[SUPPLIED ENTRIES]
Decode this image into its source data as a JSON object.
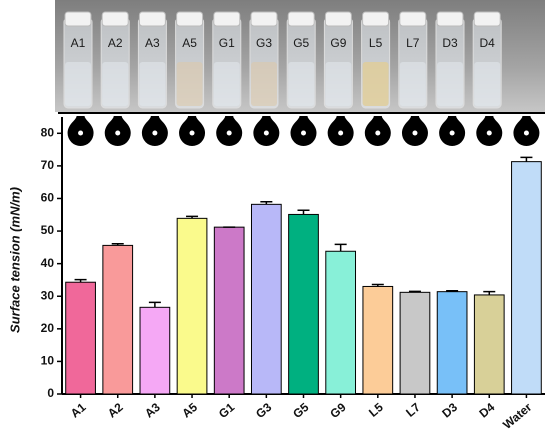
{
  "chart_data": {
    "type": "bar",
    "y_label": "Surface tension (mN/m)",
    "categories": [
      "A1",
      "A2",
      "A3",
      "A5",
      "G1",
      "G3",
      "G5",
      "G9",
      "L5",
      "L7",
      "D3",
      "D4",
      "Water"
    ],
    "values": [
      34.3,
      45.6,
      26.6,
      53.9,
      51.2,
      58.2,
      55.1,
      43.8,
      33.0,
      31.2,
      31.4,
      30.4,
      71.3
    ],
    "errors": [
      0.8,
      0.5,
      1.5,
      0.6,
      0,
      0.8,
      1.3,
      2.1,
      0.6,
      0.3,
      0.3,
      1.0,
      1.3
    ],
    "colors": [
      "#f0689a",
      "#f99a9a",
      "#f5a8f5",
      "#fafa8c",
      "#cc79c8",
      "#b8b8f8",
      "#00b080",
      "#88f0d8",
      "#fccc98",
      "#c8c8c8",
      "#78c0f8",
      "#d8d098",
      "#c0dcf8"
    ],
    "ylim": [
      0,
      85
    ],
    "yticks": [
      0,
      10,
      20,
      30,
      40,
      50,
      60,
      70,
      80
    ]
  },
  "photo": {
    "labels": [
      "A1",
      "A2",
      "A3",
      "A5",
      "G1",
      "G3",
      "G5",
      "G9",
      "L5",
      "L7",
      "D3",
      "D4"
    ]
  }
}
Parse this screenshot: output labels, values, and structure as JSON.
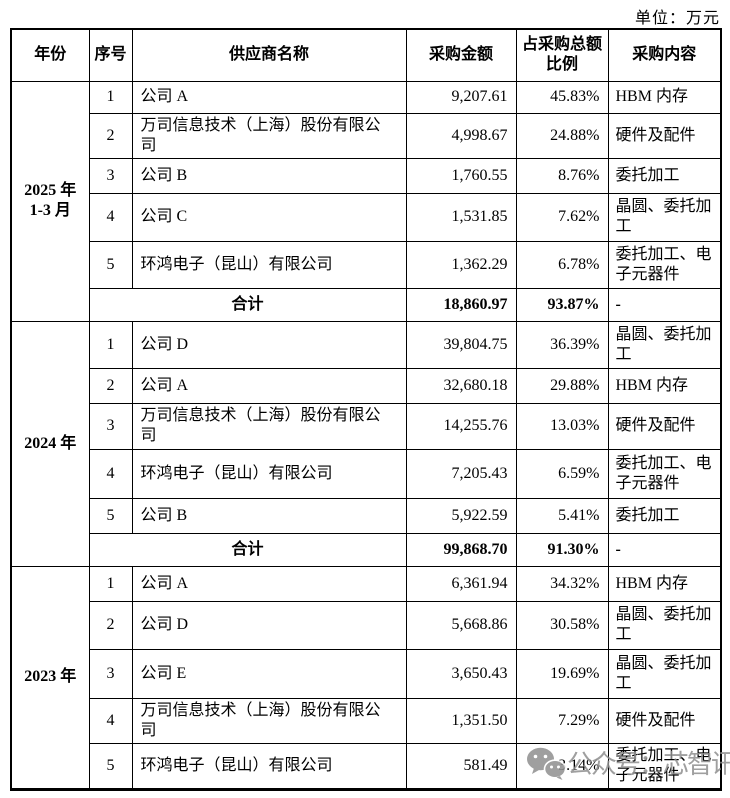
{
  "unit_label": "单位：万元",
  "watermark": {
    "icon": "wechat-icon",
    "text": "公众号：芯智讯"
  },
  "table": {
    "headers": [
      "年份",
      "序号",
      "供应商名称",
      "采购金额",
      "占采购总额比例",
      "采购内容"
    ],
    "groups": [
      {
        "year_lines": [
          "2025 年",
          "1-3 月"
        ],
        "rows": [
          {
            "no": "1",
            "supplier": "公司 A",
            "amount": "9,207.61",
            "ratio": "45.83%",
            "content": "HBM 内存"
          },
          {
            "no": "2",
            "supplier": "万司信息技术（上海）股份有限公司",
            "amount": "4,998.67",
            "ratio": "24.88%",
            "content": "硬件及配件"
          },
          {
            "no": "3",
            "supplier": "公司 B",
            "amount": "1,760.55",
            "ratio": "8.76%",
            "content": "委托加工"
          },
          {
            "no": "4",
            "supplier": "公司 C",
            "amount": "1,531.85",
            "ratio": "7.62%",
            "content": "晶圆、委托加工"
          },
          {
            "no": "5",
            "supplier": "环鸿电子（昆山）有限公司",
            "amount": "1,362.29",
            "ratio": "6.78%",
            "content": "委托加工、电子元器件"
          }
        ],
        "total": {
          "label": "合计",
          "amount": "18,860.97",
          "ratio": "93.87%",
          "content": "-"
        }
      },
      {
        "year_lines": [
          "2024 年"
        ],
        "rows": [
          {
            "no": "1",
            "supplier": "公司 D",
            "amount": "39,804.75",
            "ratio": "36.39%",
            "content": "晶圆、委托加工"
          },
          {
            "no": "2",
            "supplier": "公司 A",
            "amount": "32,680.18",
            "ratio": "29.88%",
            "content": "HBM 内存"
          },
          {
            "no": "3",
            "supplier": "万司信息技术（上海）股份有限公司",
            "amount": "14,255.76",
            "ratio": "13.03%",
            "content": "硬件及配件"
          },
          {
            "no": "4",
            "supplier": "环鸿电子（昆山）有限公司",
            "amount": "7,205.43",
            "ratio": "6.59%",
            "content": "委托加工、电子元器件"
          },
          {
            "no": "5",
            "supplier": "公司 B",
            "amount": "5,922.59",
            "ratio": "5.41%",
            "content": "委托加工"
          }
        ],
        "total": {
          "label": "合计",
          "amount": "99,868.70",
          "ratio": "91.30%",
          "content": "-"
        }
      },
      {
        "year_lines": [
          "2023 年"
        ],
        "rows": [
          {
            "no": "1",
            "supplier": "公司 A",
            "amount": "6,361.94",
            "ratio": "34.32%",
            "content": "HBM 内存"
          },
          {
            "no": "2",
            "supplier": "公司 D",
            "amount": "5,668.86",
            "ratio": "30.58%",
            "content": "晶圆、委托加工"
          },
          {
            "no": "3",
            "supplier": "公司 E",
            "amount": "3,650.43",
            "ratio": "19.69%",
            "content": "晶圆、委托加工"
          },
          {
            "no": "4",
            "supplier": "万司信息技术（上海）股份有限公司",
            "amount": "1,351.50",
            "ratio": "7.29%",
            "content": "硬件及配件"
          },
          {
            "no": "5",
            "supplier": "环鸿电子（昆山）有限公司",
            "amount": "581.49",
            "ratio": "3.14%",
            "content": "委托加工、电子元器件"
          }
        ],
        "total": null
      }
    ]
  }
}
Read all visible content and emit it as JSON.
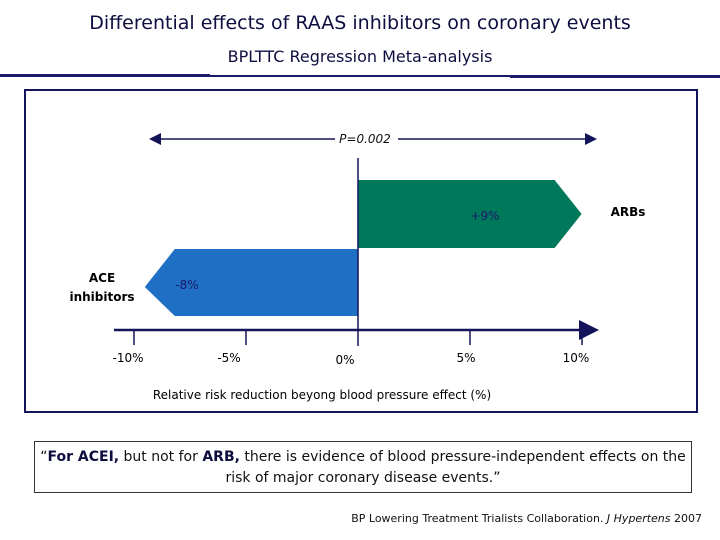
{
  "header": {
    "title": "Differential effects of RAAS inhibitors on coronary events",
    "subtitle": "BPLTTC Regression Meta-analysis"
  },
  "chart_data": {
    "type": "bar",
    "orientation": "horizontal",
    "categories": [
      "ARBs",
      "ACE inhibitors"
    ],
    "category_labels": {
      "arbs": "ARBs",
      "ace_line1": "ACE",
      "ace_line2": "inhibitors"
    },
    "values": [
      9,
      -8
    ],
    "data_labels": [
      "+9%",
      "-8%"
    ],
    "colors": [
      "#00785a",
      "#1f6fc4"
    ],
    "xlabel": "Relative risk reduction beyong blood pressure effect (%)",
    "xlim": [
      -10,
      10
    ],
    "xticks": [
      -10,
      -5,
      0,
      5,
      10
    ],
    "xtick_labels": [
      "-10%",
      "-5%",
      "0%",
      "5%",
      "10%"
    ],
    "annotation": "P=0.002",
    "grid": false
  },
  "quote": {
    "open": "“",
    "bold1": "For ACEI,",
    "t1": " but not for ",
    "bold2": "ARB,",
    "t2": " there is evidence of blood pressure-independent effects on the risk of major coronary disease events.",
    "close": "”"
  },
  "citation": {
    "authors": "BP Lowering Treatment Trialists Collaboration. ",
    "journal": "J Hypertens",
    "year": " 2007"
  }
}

[WHAT THE TASK ASKS]
Pull out and copy each line containing the string "risk".

[RESULT]
    "xlabel": "Relative risk reduction beyong blood pressure effect (%)",
    "t2": " there is evidence of blood pressure-independent effects on the risk of major coronary disease events.",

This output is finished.